§ **Dataset excerpt**
○ ○ ○ ○

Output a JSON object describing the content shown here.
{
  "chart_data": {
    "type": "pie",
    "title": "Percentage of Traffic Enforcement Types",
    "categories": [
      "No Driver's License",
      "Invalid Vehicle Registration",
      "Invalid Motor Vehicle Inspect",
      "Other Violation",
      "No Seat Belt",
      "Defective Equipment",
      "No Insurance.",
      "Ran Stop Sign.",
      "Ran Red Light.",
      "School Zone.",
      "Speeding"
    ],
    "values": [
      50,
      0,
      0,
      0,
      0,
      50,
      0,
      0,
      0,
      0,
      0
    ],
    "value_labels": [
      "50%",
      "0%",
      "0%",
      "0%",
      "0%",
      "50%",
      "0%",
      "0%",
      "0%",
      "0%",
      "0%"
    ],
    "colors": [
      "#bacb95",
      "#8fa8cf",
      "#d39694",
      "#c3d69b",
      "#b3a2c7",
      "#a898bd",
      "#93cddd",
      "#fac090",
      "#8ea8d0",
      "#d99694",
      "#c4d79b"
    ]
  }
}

○ ○ ○ ○

§ **Stated goal**
Please restate the whole listing word for word.

§ **Answer to this problem**
Output a JSON object describing the content shown here.
{
  "chart_data": {
    "type": "pie",
    "title": "Percentage of Traffic Enforcement Types",
    "categories": [
      "No Driver's License",
      "Invalid Vehicle Registration",
      "Invalid Motor Vehicle Inspect",
      "Other Violation",
      "No Seat Belt",
      "Defective Equipment",
      "No Insurance.",
      "Ran Stop Sign.",
      "Ran Red Light.",
      "School Zone.",
      "Speeding"
    ],
    "values": [
      50,
      0,
      0,
      0,
      0,
      50,
      0,
      0,
      0,
      0,
      0
    ],
    "value_labels": [
      "50%",
      "0%",
      "0%",
      "0%",
      "0%",
      "50%",
      "0%",
      "0%",
      "0%",
      "0%",
      "0%"
    ],
    "colors": [
      "#bacb95",
      "#8fa8cf",
      "#d39694",
      "#c3d69b",
      "#b3a2c7",
      "#a898bd",
      "#93cddd",
      "#fac090",
      "#8ea8d0",
      "#d99694",
      "#c4d79b"
    ]
  }
}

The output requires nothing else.